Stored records
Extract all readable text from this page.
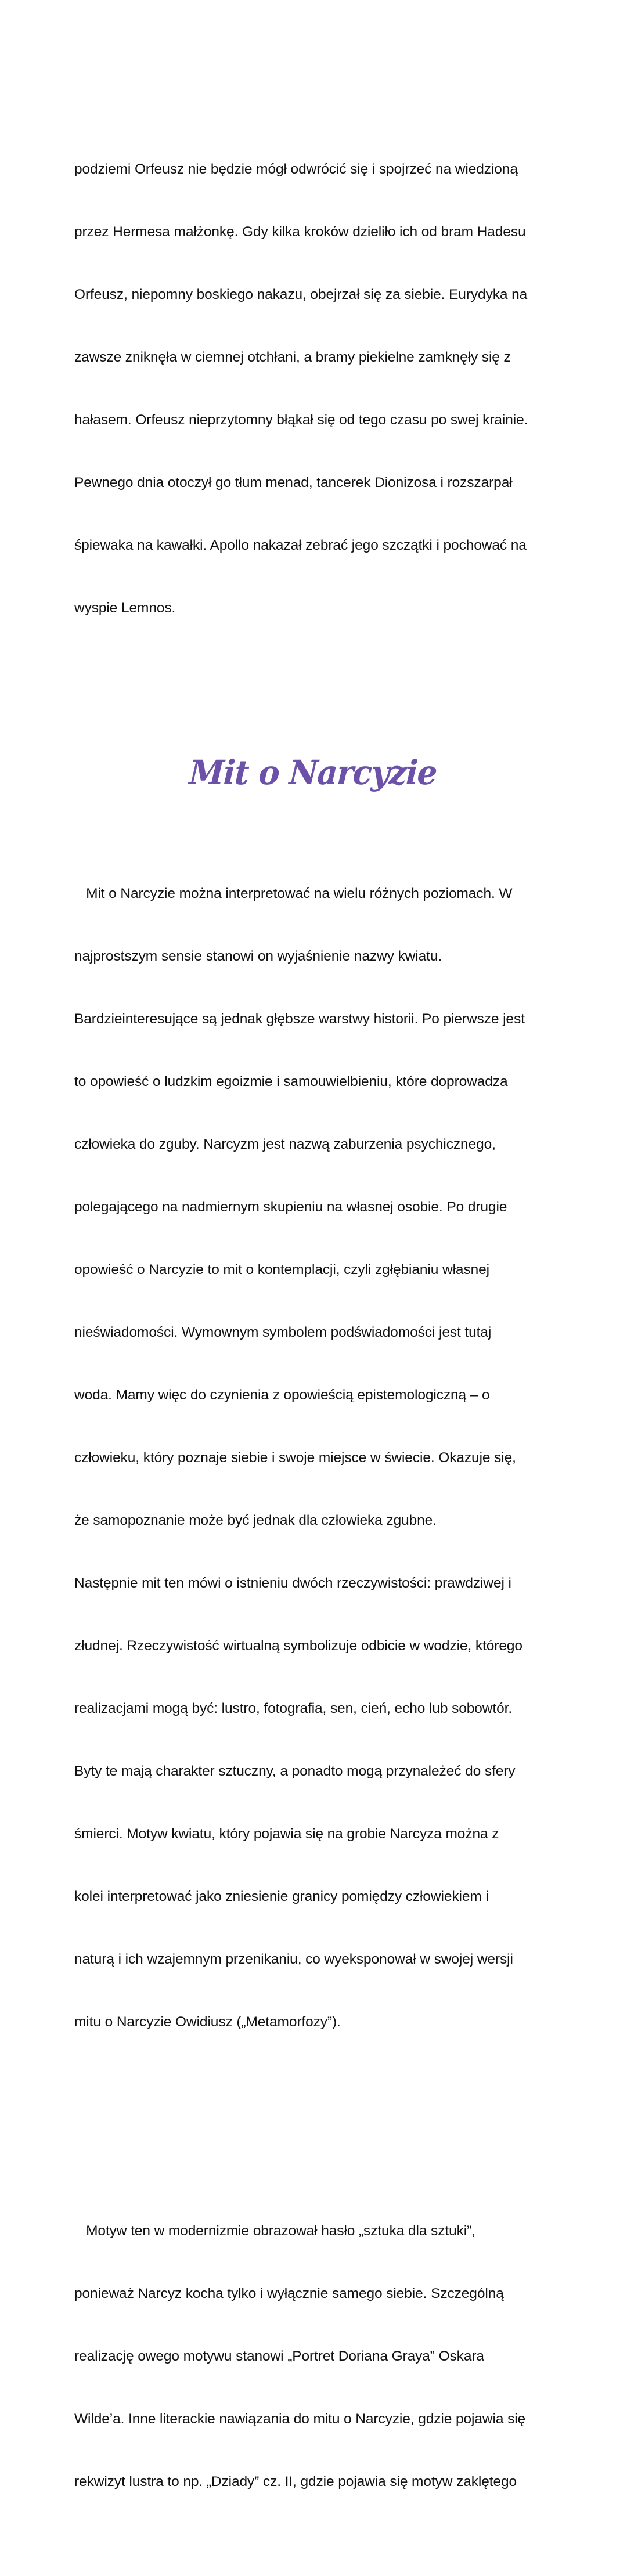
podziemi Orfeusz nie będzie mógł odwrócić się i spojrzeć na wiedzioną

przez Hermesa małżonkę. Gdy kilka kroków dzieliło ich od bram Hadesu

Orfeusz, niepomny boskiego nakazu, obejrzał się za siebie. Eurydyka na

zawsze zniknęła w ciemnej otchłani, a bramy piekielne zamknęły się z

hałasem. Orfeusz nieprzytomny błąkał się od tego czasu po swej krainie.

Pewnego dnia otoczył go tłum menad, tancerek Dionizosa i rozszarpał

śpiewaka na kawałki. Apollo nakazał zebrać jego szczątki i pochować na

wyspie Lemnos.

Mit o Narcyzie

Mit o Narcyzie można interpretować na wielu różnych poziomach. W

najprostszym sensie stanowi on wyjaśnienie nazwy kwiatu.

Bardzieinteresujące są jednak głębsze warstwy historii. Po pierwsze jest

to opowieść o ludzkim egoizmie i samouwielbieniu, które doprowadza

człowieka do zguby. Narcyzm jest nazwą zaburzenia psychicznego,

polegającego na nadmiernym skupieniu na własnej osobie. Po drugie

opowieść o Narcyzie to mit o kontemplacji, czyli zgłębianiu własnej

nieświadomości. Wymownym symbolem podświadomości jest tutaj

woda. Mamy więc do czynienia z opowieścią epistemologiczną – o

człowieku, który poznaje siebie i swoje miejsce w świecie. Okazuje się,

że samopoznanie może być jednak dla człowieka zgubne.

Następnie mit ten mówi o istnieniu dwóch rzeczywistości: prawdziwej i

złudnej. Rzeczywistość wirtualną symbolizuje odbicie w wodzie, którego

realizacjami mogą być: lustro, fotografia, sen, cień, echo lub sobowtór.

Byty te mają charakter sztuczny, a ponadto mogą przynależeć do sfery

śmierci. Motyw kwiatu, który pojawia się na grobie Narcyza można z

kolei interpretować jako zniesienie granicy pomiędzy człowiekiem i

naturą i ich wzajemnym przenikaniu, co wyeksponował w swojej wersji

mitu o Narcyzie Owidiusz („Metamorfozy”).

Motyw ten w modernizmie obrazował hasło „sztuka dla sztuki”,

ponieważ Narcyz kocha tylko i wyłącznie samego siebie. Szczególną

realizację owego motywu stanowi „Portret Doriana Graya” Oskara

Wilde’a. Inne literackie nawiązania do mitu o Narcyzie, gdzie pojawia się

rekwizyt lustra to np. „Dziady” cz. II, gdzie pojawia się motyw zaklętego
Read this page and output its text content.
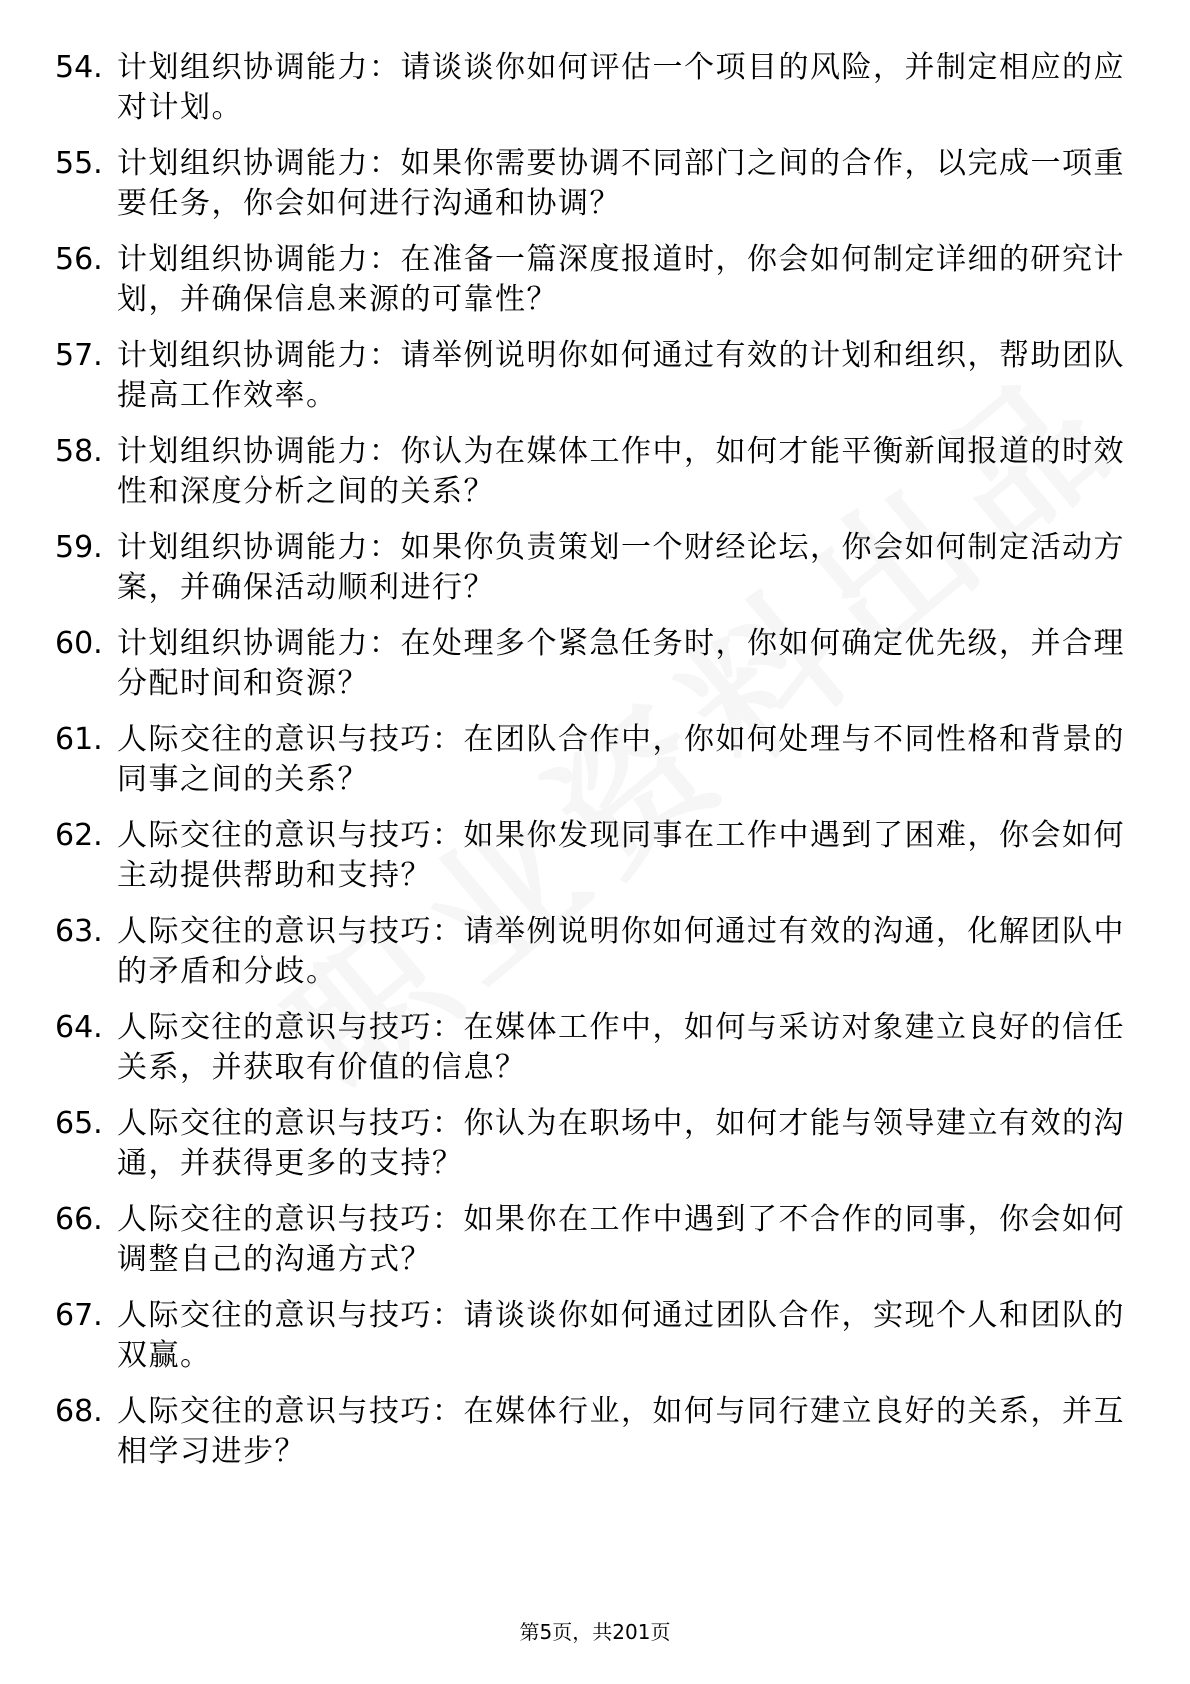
54. 计划组织协调能力：请谈谈你如何评估一个项目的风险，并制定相应的应对计划。
55. 计划组织协调能力：如果你需要协调不同部门之间的合作，以完成一项重要任务，你会如何进行沟通和协调？
56. 计划组织协调能力：在准备一篇深度报道时，你会如何制定详细的研究计划，并确保信息来源的可靠性？
57. 计划组织协调能力：请举例说明你如何通过有效的计划和组织，帮助团队提高工作效率。
58. 计划组织协调能力：你认为在媒体工作中，如何才能平衡新闻报道的时效性和深度分析之间的关系？
59. 计划组织协调能力：如果你负责策划一个财经论坛，你会如何制定活动方案，并确保活动顺利进行？
60. 计划组织协调能力：在处理多个紧急任务时，你如何确定优先级，并合理分配时间和资源？
61. 人际交往的意识与技巧：在团队合作中，你如何处理与不同性格和背景的同事之间的关系？
62. 人际交往的意识与技巧：如果你发现同事在工作中遇到了困难，你会如何主动提供帮助和支持？
63. 人际交往的意识与技巧：请举例说明你如何通过有效的沟通，化解团队中的矛盾和分歧。
64. 人际交往的意识与技巧：在媒体工作中，如何与采访对象建立良好的信任关系，并获取有价值的信息？
65. 人际交往的意识与技巧：你认为在职场中，如何才能与领导建立有效的沟通，并获得更多的支持？
66. 人际交往的意识与技巧：如果你在工作中遇到了不合作的同事，你会如何调整自己的沟通方式？
67. 人际交往的意识与技巧：请谈谈你如何通过团队合作，实现个人和团队的双赢。
68. 人际交往的意识与技巧：在媒体行业，如何与同行建立良好的关系，并互相学习进步？
第5页，共201页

• **Exercise goal**: The lines to copy run from the line containing "Read this page and output its text content." through the end of the data above; copy exactly those, minus the pictures.

• **Final result**:
Read this page and output its text content.
54. 计划组织协调能力：请谈谈你如何评估一个项目的风险，并制定相应的应对计划。
55. 计划组织协调能力：如果你需要协调不同部门之间的合作，以完成一项重要任务，你会如何进行沟通和协调？
56. 计划组织协调能力：在准备一篇深度报道时，你会如何制定详细的研究计划，并确保信息来源的可靠性？
57. 计划组织协调能力：请举例说明你如何通过有效的计划和组织，帮助团队提高工作效率。
58. 计划组织协调能力：你认为在媒体工作中，如何才能平衡新闻报道的时效性和深度分析之间的关系？
59. 计划组织协调能力：如果你负责策划一个财经论坛，你会如何制定活动方案，并确保活动顺利进行？
60. 计划组织协调能力：在处理多个紧急任务时，你如何确定优先级，并合理分配时间和资源？
61. 人际交往的意识与技巧：在团队合作中，你如何处理与不同性格和背景的同事之间的关系？
62. 人际交往的意识与技巧：如果你发现同事在工作中遇到了困难，你会如何主动提供帮助和支持？
63. 人际交往的意识与技巧：请举例说明你如何通过有效的沟通，化解团队中的矛盾和分歧。
64. 人际交往的意识与技巧：在媒体工作中，如何与采访对象建立良好的信任关系，并获取有价值的信息？
65. 人际交往的意识与技巧：你认为在职场中，如何才能与领导建立有效的沟通，并获得更多的支持？
66. 人际交往的意识与技巧：如果你在工作中遇到了不合作的同事，你会如何调整自己的沟通方式？
67. 人际交往的意识与技巧：请谈谈你如何通过团队合作，实现个人和团队的双赢。
68. 人际交往的意识与技巧：在媒体行业，如何与同行建立良好的关系，并互相学习进步？
第5页，共201页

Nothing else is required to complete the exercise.